__SOURCE DATA__
Segment Open

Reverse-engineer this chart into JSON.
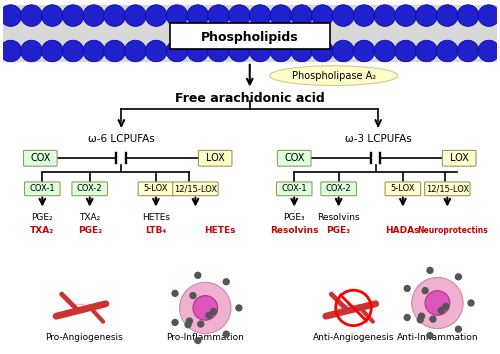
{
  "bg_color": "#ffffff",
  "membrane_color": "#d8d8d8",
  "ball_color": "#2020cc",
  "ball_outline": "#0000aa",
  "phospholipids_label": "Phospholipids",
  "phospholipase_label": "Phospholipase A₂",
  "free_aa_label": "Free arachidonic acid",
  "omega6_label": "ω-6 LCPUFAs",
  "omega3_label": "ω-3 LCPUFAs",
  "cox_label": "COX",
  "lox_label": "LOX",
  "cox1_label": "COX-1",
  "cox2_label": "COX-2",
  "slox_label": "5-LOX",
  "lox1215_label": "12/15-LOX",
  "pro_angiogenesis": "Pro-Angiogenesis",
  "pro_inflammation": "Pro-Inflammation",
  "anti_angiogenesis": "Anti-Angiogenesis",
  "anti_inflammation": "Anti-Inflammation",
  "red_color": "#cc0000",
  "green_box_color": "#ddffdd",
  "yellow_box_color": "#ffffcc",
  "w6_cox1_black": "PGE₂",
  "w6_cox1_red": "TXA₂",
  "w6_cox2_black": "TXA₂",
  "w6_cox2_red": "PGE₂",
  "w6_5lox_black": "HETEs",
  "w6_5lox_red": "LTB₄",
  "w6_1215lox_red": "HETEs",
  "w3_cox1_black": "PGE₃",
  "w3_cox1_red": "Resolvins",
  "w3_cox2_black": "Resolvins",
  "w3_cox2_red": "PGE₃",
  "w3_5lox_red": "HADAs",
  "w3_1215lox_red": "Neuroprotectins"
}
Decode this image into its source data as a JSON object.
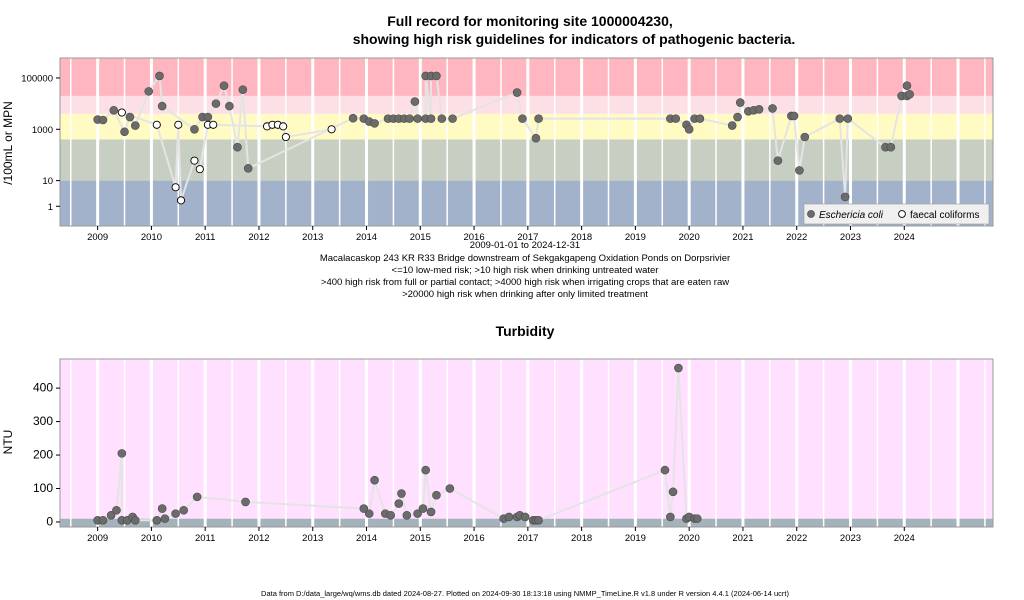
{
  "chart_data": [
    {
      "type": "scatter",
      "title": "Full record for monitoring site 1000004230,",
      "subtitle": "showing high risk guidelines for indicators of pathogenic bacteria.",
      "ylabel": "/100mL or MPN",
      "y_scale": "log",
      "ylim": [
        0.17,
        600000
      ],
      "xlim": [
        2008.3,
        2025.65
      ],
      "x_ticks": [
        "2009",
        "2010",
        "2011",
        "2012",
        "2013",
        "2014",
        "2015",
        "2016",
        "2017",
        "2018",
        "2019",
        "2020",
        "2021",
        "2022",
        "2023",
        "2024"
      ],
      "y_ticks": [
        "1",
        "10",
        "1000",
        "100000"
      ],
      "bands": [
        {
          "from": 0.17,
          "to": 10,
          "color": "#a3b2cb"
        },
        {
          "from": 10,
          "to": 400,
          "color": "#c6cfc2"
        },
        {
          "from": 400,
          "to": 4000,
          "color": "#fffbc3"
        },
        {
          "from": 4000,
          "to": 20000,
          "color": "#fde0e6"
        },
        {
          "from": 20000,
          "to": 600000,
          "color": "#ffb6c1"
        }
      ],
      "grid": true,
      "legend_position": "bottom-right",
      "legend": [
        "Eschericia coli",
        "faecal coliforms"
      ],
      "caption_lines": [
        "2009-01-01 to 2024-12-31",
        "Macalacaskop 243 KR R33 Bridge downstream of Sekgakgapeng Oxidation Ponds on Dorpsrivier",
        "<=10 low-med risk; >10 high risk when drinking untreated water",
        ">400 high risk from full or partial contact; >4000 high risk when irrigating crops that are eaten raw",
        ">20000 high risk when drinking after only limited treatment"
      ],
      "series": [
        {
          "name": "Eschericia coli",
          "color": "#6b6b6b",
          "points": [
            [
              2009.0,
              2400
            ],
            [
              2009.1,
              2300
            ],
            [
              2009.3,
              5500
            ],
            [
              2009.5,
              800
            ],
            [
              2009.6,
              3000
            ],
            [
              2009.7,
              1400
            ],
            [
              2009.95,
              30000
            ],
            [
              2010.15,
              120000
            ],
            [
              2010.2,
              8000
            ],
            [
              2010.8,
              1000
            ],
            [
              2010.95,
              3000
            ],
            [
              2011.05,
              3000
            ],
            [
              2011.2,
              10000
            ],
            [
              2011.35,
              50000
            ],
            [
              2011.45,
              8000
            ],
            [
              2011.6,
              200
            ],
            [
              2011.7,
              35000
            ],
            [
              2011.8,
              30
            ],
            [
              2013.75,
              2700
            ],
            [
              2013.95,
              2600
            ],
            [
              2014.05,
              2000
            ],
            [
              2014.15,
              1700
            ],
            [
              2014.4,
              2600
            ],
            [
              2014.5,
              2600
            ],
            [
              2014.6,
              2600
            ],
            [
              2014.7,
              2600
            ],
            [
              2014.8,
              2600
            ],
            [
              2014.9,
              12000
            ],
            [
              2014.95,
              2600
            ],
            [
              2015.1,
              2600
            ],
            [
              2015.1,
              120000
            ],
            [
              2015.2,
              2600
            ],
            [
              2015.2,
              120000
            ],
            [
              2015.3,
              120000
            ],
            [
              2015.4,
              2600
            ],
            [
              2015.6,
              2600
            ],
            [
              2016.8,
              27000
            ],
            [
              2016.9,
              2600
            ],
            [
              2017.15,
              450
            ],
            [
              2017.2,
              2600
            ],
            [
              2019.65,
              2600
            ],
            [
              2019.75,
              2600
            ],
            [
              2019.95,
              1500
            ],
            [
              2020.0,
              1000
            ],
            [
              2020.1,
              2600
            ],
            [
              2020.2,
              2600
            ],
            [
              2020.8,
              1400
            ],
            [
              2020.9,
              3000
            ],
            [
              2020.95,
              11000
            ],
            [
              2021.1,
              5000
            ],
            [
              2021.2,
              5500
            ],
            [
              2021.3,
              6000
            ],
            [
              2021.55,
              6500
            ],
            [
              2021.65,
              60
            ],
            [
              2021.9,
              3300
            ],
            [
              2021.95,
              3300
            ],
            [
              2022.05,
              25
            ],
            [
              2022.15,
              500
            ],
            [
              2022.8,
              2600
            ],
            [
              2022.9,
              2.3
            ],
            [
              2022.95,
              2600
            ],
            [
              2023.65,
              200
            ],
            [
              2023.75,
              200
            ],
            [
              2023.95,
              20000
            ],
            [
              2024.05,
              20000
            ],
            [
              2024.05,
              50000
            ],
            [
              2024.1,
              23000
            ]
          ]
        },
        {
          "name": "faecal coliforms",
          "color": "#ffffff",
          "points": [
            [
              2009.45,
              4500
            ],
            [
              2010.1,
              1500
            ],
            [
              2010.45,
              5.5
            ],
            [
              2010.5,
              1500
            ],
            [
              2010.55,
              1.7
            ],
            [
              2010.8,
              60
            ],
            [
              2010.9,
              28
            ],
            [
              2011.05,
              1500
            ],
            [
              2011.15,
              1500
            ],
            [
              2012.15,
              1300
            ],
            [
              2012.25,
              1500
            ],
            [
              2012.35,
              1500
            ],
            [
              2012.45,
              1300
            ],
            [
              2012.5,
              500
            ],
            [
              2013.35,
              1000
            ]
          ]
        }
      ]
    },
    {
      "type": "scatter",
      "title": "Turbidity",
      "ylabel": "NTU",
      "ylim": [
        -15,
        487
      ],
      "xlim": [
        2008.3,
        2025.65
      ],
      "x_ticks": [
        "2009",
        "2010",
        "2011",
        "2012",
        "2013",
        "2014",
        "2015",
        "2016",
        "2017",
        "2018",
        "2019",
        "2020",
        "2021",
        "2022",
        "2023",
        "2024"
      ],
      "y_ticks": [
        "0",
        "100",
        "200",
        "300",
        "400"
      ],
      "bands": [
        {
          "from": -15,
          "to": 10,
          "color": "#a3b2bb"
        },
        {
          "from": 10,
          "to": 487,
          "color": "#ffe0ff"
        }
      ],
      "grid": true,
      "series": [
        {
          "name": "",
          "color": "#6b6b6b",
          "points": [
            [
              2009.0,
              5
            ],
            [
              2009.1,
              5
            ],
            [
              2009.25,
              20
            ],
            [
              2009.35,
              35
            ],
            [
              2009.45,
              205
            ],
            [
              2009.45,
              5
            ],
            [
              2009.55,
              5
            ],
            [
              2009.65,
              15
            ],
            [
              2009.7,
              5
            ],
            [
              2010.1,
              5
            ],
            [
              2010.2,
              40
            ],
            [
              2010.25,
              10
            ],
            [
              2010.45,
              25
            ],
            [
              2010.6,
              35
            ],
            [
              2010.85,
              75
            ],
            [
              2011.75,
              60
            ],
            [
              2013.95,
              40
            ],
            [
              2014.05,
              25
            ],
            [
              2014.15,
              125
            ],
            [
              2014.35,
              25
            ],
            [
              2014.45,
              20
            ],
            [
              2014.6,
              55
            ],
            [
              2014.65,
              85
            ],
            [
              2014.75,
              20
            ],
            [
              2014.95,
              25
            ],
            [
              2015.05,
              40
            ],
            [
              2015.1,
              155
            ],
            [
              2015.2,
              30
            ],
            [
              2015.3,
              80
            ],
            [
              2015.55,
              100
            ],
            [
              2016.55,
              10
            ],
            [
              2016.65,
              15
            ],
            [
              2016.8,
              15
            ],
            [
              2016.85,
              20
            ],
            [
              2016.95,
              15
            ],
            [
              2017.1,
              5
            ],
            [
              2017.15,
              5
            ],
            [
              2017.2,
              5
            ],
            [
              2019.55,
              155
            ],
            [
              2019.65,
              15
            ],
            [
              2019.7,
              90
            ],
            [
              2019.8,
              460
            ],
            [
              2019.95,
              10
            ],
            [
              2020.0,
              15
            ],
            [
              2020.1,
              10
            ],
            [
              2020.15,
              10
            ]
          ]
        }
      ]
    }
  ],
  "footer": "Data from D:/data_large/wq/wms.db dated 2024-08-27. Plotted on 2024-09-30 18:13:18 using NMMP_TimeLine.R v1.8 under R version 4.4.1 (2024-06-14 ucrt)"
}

Segment Closed

__ABOUT THIS TASK__
In the records above, find each line that mentions the word "when", and copy it.

__FINISHED EXERCISE__
        "<=10 low-med risk; >10 high risk when drinking untreated water",
        ">400 high risk from full or partial contact; >4000 high risk when irrigating crops that are eaten raw",
        ">20000 high risk when drinking after only limited treatment"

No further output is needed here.